YOUR INSTRUCTIONS: Count every line of the material that holds the string "JSON". Respond with the total only.

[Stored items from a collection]
>> Begin

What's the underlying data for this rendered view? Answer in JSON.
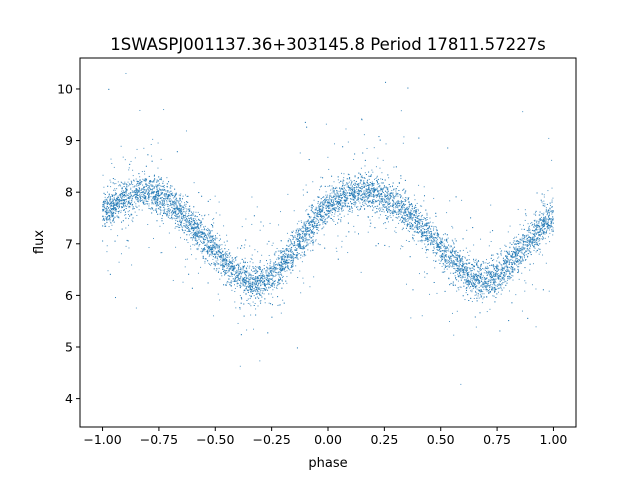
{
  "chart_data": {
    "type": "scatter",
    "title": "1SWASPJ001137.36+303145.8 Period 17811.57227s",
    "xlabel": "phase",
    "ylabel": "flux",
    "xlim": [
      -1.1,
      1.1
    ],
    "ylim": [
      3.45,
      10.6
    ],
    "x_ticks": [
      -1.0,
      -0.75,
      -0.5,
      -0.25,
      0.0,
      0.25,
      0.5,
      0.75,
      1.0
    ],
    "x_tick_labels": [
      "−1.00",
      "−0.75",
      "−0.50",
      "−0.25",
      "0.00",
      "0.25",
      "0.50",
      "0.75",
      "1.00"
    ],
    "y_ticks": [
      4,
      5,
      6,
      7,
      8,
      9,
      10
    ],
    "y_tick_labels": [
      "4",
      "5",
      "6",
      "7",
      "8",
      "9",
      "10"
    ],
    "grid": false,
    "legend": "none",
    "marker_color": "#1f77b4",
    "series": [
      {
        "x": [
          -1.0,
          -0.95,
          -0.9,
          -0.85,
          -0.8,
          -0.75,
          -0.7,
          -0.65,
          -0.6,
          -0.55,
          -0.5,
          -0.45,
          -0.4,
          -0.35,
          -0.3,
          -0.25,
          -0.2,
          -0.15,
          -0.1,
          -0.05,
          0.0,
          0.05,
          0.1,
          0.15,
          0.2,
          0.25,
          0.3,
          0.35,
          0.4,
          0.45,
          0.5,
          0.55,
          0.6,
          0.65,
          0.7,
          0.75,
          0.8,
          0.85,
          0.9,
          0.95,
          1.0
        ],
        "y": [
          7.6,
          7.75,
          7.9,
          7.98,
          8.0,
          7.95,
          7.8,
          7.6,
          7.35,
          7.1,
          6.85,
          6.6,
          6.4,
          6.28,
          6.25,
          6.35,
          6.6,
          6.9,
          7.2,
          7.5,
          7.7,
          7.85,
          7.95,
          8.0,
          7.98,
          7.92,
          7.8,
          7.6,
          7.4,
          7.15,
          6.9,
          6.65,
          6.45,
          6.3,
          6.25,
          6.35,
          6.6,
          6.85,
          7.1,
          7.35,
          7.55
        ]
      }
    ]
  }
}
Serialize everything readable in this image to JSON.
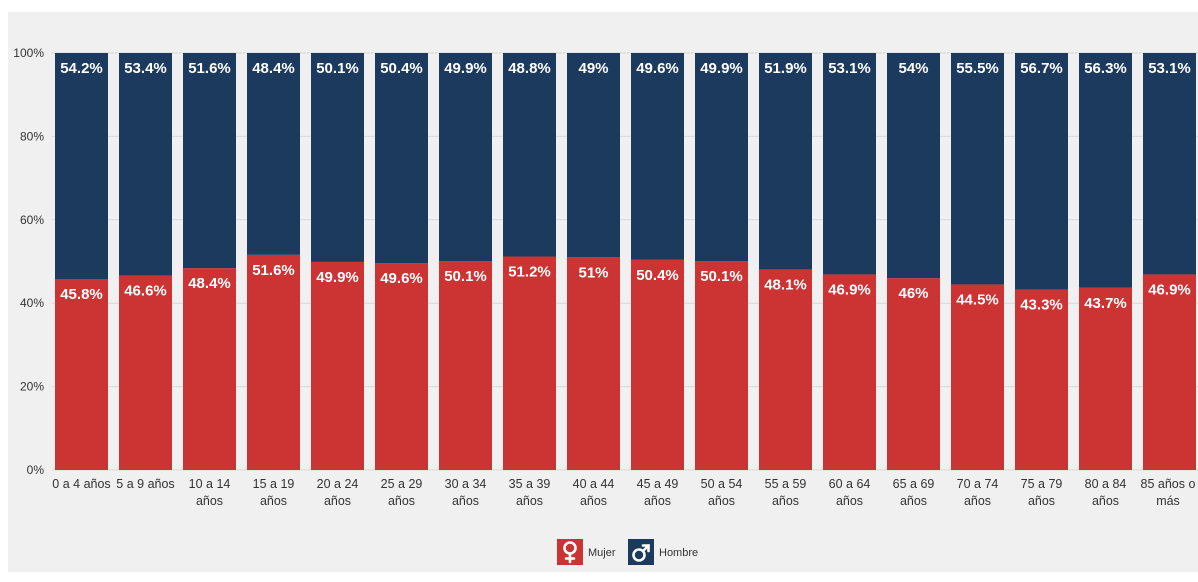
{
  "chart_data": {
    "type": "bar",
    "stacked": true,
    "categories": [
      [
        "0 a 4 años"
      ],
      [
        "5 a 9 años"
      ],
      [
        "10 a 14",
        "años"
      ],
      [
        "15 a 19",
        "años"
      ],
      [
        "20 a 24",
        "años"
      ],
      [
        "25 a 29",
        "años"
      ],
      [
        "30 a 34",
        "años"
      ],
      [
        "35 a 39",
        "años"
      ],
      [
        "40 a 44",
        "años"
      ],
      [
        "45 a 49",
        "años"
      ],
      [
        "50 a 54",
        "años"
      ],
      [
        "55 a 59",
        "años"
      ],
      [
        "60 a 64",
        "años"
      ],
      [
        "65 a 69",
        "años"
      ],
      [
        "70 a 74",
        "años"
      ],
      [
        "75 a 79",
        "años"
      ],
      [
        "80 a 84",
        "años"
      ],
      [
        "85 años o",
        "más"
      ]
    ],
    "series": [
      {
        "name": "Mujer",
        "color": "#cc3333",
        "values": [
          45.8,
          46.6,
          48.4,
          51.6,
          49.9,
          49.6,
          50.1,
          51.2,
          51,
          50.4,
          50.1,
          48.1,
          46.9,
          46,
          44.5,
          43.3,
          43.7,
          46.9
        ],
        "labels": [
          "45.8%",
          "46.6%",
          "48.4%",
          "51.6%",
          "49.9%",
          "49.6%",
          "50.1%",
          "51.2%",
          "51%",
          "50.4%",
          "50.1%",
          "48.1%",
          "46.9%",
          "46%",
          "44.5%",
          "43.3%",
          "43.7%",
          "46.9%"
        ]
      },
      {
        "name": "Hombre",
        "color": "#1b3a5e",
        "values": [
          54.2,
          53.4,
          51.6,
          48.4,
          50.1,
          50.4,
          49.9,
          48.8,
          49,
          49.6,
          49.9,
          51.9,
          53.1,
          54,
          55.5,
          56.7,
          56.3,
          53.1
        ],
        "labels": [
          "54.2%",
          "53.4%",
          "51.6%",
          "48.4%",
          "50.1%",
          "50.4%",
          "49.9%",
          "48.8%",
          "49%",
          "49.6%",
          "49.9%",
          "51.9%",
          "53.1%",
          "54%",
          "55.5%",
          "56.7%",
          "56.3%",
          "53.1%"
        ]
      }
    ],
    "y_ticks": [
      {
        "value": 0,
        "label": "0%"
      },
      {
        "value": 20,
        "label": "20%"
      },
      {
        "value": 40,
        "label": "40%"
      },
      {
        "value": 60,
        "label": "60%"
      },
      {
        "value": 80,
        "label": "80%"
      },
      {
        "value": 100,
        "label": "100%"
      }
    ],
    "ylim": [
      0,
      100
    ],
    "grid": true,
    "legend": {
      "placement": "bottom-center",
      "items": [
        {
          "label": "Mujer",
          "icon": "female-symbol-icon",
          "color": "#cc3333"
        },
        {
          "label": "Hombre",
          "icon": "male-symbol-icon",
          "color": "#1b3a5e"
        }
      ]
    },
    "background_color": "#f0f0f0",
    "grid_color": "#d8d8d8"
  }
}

>> End
>> Begin

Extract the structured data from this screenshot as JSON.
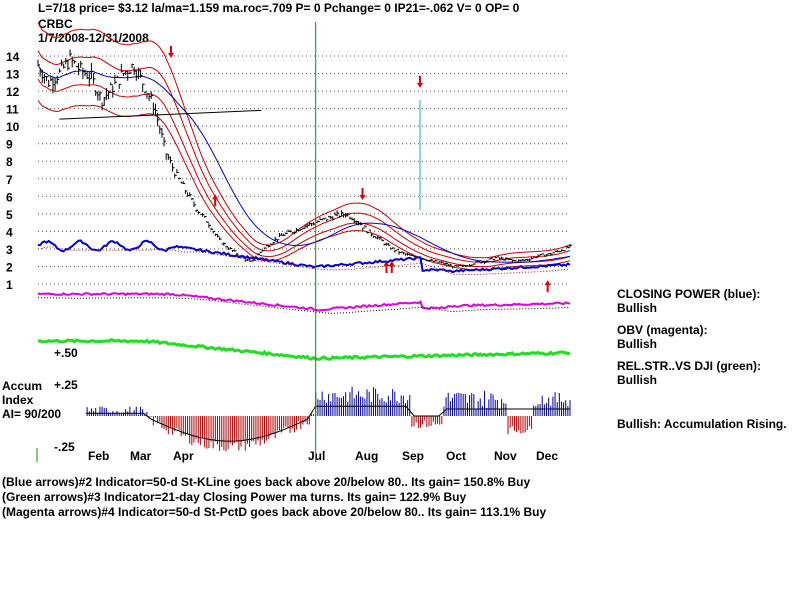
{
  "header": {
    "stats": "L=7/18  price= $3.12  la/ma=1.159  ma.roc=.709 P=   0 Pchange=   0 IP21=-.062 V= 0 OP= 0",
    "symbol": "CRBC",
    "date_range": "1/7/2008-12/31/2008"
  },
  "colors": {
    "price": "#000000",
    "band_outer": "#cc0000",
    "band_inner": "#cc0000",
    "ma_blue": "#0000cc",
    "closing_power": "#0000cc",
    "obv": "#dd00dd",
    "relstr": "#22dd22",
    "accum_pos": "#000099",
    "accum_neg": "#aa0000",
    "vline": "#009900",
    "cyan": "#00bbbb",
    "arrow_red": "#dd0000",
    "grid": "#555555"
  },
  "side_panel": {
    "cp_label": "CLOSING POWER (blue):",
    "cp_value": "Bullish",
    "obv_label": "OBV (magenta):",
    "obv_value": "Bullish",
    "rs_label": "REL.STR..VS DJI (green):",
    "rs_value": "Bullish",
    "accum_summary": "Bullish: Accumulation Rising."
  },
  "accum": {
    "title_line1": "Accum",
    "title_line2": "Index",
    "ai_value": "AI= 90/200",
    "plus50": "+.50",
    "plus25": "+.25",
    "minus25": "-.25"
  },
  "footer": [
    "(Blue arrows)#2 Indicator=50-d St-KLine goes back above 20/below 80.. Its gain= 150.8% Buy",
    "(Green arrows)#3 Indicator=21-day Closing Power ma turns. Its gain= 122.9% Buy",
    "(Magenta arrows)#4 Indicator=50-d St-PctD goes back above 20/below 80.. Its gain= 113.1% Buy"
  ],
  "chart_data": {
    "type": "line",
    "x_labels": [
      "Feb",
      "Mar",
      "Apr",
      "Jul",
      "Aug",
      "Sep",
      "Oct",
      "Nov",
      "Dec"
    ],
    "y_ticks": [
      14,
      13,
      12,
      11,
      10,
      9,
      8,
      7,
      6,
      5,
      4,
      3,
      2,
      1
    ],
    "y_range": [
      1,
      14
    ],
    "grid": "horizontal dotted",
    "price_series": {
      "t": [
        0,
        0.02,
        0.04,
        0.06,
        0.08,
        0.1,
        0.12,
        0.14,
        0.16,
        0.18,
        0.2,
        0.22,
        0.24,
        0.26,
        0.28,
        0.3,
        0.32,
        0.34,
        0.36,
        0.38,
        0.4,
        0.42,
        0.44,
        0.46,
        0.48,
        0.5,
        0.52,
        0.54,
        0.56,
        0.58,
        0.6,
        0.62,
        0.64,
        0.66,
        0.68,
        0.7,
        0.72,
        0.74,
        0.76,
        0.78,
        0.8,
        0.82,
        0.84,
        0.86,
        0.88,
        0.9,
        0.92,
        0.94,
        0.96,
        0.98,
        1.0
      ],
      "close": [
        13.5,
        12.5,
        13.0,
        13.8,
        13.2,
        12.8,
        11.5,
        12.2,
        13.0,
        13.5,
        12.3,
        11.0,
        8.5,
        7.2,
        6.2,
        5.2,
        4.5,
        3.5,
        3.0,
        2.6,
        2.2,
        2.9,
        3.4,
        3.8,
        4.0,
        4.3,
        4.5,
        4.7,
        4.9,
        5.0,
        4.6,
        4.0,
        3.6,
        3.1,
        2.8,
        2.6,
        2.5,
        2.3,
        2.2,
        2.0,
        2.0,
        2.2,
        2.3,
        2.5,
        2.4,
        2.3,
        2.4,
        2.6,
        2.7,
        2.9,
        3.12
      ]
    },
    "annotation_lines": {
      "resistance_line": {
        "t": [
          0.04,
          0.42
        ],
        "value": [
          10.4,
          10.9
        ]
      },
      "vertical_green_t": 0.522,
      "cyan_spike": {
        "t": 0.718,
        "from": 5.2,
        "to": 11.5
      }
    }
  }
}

>> End

FULL SOLUTION: 3